Layout element annotations:
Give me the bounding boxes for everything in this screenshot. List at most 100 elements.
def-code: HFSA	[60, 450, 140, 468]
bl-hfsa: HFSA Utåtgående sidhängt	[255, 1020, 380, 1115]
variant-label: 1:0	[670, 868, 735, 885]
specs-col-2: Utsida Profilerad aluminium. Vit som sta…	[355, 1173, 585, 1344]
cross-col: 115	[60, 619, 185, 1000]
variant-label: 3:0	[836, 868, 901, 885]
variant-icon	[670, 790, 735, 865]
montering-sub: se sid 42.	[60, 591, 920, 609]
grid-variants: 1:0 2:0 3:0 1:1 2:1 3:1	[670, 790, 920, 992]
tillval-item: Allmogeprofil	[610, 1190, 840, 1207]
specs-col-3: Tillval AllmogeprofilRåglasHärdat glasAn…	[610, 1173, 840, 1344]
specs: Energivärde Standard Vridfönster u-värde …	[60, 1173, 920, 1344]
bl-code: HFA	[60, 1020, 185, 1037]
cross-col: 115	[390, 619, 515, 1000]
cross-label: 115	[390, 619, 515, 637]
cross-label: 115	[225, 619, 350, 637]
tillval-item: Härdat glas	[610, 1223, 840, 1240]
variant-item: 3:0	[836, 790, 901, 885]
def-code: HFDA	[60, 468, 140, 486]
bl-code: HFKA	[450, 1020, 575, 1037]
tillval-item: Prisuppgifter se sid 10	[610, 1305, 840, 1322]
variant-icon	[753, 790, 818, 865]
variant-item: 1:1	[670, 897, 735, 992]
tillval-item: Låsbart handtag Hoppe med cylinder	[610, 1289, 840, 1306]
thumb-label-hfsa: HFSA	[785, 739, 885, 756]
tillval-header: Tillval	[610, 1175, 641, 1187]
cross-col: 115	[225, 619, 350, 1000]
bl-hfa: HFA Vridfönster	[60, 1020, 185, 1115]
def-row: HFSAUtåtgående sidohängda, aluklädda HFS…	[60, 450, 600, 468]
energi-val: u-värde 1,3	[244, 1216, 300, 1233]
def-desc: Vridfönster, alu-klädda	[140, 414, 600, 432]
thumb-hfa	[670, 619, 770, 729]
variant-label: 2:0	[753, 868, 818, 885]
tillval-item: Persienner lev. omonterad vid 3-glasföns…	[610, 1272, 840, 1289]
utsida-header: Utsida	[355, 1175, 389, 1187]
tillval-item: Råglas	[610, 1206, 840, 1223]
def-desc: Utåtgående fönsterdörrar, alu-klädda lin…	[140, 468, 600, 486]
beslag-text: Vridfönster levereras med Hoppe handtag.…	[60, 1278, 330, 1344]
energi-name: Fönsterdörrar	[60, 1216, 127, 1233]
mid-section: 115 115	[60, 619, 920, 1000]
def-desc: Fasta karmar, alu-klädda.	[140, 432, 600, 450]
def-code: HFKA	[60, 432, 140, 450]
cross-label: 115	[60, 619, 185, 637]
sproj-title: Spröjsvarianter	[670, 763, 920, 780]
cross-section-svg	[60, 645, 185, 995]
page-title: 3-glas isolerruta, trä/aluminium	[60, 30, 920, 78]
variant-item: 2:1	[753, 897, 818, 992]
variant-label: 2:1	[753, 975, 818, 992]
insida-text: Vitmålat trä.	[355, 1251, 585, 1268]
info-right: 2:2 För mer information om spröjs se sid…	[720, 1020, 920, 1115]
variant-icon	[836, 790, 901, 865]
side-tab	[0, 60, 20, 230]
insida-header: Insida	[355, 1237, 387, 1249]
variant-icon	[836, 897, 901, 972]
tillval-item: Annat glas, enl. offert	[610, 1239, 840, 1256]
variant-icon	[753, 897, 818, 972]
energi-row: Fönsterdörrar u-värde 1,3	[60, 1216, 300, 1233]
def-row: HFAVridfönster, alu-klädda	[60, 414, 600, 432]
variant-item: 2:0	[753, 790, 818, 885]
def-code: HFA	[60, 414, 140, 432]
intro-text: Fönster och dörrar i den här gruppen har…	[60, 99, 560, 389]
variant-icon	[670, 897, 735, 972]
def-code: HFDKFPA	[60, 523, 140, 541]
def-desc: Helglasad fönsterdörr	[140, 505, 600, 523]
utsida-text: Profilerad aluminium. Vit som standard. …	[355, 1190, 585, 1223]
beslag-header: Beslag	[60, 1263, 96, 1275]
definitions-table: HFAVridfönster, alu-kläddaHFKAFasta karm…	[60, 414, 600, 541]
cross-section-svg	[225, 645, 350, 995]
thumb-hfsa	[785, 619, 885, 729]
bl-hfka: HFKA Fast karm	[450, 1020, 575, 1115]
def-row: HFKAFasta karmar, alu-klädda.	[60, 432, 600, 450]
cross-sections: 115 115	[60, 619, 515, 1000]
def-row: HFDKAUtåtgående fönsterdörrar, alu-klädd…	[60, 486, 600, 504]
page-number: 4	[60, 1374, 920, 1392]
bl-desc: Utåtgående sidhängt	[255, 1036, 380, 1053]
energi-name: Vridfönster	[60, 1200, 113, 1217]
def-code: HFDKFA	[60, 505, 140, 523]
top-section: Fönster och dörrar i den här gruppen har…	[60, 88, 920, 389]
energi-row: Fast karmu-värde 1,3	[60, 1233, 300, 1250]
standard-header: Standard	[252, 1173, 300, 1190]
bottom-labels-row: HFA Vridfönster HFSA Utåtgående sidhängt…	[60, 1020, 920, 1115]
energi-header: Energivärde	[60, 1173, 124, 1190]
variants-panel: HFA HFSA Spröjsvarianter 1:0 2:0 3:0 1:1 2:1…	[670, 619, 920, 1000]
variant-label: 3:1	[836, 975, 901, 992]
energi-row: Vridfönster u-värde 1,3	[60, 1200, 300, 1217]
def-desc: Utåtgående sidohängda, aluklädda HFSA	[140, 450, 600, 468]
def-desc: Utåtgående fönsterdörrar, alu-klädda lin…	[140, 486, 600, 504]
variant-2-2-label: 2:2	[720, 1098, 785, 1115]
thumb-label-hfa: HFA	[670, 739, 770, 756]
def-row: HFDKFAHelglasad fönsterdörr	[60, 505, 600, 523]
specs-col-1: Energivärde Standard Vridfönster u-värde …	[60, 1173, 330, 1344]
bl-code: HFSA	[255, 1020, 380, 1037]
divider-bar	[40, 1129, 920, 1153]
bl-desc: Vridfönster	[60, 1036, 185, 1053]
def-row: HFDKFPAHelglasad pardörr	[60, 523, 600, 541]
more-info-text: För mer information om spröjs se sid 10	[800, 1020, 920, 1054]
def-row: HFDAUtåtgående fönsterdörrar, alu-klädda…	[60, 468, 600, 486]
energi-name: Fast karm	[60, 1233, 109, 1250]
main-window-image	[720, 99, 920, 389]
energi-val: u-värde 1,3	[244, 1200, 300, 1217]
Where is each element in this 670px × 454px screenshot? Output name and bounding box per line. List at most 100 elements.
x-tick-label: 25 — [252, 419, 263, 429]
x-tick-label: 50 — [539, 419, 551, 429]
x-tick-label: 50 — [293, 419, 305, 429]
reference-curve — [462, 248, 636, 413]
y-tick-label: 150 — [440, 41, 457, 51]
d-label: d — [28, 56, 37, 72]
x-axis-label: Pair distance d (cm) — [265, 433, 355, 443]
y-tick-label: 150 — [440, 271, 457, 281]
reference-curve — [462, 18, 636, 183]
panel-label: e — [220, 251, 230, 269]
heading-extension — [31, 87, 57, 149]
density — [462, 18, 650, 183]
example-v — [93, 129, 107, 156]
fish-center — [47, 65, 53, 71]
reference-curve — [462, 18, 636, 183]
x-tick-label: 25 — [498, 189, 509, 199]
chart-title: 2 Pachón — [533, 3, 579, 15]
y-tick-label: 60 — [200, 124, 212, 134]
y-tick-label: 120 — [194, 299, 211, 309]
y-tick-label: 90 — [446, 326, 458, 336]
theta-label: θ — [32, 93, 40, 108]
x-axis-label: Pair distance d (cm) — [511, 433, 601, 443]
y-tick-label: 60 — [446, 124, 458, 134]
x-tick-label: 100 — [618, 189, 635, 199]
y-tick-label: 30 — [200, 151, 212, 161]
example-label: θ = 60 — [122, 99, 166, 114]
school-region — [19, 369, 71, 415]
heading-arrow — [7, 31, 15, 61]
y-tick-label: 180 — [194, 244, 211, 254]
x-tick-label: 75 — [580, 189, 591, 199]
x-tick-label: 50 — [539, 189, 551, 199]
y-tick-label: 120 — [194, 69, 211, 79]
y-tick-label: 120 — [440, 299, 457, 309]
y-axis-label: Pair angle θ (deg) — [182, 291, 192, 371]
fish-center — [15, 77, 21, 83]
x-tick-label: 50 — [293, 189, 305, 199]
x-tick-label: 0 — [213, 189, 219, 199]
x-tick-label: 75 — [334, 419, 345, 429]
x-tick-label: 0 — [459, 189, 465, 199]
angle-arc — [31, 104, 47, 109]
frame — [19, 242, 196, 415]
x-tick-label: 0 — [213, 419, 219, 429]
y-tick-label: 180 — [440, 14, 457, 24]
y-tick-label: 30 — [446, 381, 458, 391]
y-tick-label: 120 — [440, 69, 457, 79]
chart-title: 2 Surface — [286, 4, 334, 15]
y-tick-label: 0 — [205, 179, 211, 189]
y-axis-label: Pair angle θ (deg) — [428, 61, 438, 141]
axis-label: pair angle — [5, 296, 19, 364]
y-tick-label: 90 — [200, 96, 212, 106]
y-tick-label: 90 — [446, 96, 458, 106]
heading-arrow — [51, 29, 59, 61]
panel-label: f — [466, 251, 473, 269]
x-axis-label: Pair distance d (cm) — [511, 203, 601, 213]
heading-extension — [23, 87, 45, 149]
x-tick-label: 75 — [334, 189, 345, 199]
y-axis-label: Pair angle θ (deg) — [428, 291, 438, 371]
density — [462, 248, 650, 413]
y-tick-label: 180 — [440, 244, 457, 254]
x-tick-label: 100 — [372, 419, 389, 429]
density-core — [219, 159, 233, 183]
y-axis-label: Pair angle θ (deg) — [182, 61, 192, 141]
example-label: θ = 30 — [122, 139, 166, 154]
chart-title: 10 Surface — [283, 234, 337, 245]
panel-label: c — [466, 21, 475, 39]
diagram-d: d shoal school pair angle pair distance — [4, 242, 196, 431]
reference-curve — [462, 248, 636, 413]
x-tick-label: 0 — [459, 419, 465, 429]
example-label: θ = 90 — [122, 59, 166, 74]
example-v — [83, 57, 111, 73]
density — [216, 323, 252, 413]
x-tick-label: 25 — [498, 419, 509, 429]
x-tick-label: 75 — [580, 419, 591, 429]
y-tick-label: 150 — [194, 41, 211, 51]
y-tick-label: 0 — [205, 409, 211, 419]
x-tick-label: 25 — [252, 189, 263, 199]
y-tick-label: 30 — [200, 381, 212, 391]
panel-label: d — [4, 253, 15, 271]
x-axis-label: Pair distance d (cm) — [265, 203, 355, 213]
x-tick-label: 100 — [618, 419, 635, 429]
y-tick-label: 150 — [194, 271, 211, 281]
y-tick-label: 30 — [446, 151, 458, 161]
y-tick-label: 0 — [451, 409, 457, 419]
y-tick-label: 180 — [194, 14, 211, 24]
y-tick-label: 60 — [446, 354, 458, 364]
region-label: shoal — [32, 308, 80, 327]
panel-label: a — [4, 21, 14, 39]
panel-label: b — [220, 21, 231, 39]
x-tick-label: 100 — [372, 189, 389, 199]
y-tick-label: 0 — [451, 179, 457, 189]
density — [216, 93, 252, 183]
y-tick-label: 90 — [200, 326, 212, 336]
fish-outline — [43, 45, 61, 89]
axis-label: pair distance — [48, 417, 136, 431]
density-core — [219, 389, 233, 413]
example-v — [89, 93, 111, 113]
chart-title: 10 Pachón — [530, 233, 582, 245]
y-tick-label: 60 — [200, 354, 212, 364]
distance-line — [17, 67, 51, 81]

#### Task objective
From the start of the data through the line containing "645, 185, 995]", substitute "section-label" for every occurrence of "cross-label", and leave all other text in those lines unchanged.

#### Task solution
Give me the bounding boxes for everything in this screenshot. List at most 100 elements.
def-code: HFSA	[60, 450, 140, 468]
bl-hfsa: HFSA Utåtgående sidhängt	[255, 1020, 380, 1115]
variant-label: 1:0	[670, 868, 735, 885]
specs-col-2: Utsida Profilerad aluminium. Vit som sta…	[355, 1173, 585, 1344]
cross-col: 115	[60, 619, 185, 1000]
variant-label: 3:0	[836, 868, 901, 885]
variant-icon	[670, 790, 735, 865]
montering-sub: se sid 42.	[60, 591, 920, 609]
grid-variants: 1:0 2:0 3:0 1:1 2:1 3:1	[670, 790, 920, 992]
tillval-item: Allmogeprofil	[610, 1190, 840, 1207]
specs-col-3: Tillval AllmogeprofilRåglasHärdat glasAn…	[610, 1173, 840, 1344]
specs: Energivärde Standard Vridfönster u-värde …	[60, 1173, 920, 1344]
bl-code: HFA	[60, 1020, 185, 1037]
cross-col: 115	[390, 619, 515, 1000]
section-label: 115	[390, 619, 515, 637]
section-label: 115	[225, 619, 350, 637]
tillval-item: Härdat glas	[610, 1223, 840, 1240]
variant-item: 3:0	[836, 790, 901, 885]
def-code: HFDA	[60, 468, 140, 486]
bl-code: HFKA	[450, 1020, 575, 1037]
tillval-item: Prisuppgifter se sid 10	[610, 1305, 840, 1322]
variant-icon	[753, 790, 818, 865]
variant-item: 1:1	[670, 897, 735, 992]
tillval-item: Låsbart handtag Hoppe med cylinder	[610, 1289, 840, 1306]
thumb-label-hfsa: HFSA	[785, 739, 885, 756]
tillval-header: Tillval	[610, 1175, 641, 1187]
cross-col: 115	[225, 619, 350, 1000]
bl-hfa: HFA Vridfönster	[60, 1020, 185, 1115]
def-row: HFSAUtåtgående sidohängda, aluklädda HFS…	[60, 450, 600, 468]
energi-val: u-värde 1,3	[244, 1216, 300, 1233]
def-desc: Vridfönster, alu-klädda	[140, 414, 600, 432]
thumb-hfa	[670, 619, 770, 729]
variant-label: 2:0	[753, 868, 818, 885]
tillval-item: Persienner lev. omonterad vid 3-glasföns…	[610, 1272, 840, 1289]
utsida-header: Utsida	[355, 1175, 389, 1187]
tillval-item: Råglas	[610, 1206, 840, 1223]
def-desc: Utåtgående fönsterdörrar, alu-klädda lin…	[140, 468, 600, 486]
beslag-text: Vridfönster levereras med Hoppe handtag.…	[60, 1278, 330, 1344]
energi-name: Fönsterdörrar	[60, 1216, 127, 1233]
mid-section: 115 115	[60, 619, 920, 1000]
def-desc: Fasta karmar, alu-klädda.	[140, 432, 600, 450]
def-code: HFKA	[60, 432, 140, 450]
section-label: 115	[60, 619, 185, 637]
sproj-title: Spröjsvarianter	[670, 763, 920, 780]
cross-section-svg	[60, 645, 185, 995]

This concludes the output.